> Given task:
Please put the part of the items that opens with the line containing "Where are 26" and closes with the line containing "actions-menu-button[interactable]: ACTIONS xyxy=(359,51,469,73)" into a numbered list, both of those lines included and blank lines left out.

> Available records:
★ ★ ★
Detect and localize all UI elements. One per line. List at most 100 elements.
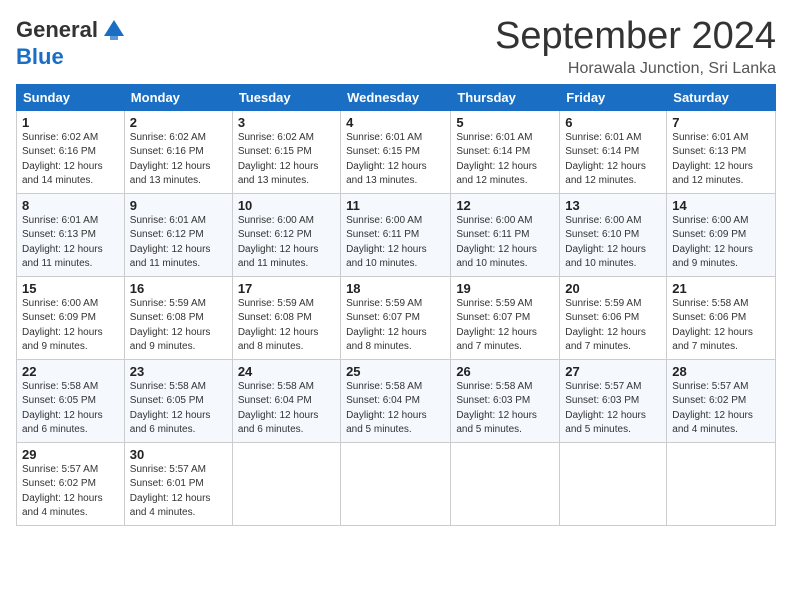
★ ★ ★
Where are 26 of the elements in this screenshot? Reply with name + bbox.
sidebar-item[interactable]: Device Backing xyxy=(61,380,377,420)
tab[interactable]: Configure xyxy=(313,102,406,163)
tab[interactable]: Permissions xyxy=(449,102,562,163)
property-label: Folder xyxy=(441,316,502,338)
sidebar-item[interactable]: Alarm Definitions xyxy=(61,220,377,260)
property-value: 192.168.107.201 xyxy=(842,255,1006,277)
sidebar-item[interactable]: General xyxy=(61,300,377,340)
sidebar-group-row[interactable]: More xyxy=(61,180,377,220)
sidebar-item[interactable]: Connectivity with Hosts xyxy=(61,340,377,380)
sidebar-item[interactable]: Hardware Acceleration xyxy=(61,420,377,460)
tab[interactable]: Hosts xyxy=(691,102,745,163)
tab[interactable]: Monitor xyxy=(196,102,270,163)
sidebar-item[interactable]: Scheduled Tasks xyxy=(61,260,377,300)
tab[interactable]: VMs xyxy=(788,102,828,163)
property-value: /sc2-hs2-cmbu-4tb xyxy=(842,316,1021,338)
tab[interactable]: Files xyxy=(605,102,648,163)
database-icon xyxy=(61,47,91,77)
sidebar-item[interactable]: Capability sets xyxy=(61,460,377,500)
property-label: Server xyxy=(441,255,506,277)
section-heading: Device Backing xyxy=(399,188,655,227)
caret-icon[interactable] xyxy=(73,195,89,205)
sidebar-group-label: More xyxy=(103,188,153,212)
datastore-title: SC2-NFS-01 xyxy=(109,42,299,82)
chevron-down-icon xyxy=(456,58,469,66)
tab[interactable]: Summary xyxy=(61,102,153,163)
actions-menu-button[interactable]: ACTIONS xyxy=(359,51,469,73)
★ ★ ★
> Full solution:
1. Where are 26 of the elements in this screenshot? Reply with name + bbox.
2. sidebar-item[interactable]: Device Backing xyxy=(61,380,377,420)
3. tab[interactable]: Configure xyxy=(313,102,406,163)
4. tab[interactable]: Permissions xyxy=(449,102,562,163)
5. property-label: Folder xyxy=(441,316,502,338)
6. sidebar-item[interactable]: Alarm Definitions xyxy=(61,220,377,260)
7. property-value: 192.168.107.201 xyxy=(842,255,1006,277)
8. sidebar-item[interactable]: General xyxy=(61,300,377,340)
9. sidebar-group-row[interactable]: More xyxy=(61,180,377,220)
10. sidebar-item[interactable]: Connectivity with Hosts xyxy=(61,340,377,380)
11. sidebar-item[interactable]: Hardware Acceleration xyxy=(61,420,377,460)
12. tab[interactable]: Hosts xyxy=(691,102,745,163)
13. tab[interactable]: Monitor xyxy=(196,102,270,163)
14. sidebar-item[interactable]: Scheduled Tasks xyxy=(61,260,377,300)
15. tab[interactable]: VMs xyxy=(788,102,828,163)
16. property-value: /sc2-hs2-cmbu-4tb xyxy=(842,316,1021,338)
17. tab[interactable]: Files xyxy=(605,102,648,163)
18. database-icon xyxy=(61,47,91,77)
19. sidebar-item[interactable]: Capability sets xyxy=(61,460,377,500)
20. property-label: Server xyxy=(441,255,506,277)
21. section-heading: Device Backing xyxy=(399,188,655,227)
22. caret-icon[interactable] xyxy=(73,195,89,205)
23. sidebar-group-label: More xyxy=(103,188,153,212)
24. datastore-title: SC2-NFS-01 xyxy=(109,42,299,82)
25. chevron-down-icon xyxy=(456,58,469,66)
26. tab[interactable]: Summary xyxy=(61,102,153,163)
27. actions-menu-button[interactable]: ACTIONS xyxy=(359,51,469,73)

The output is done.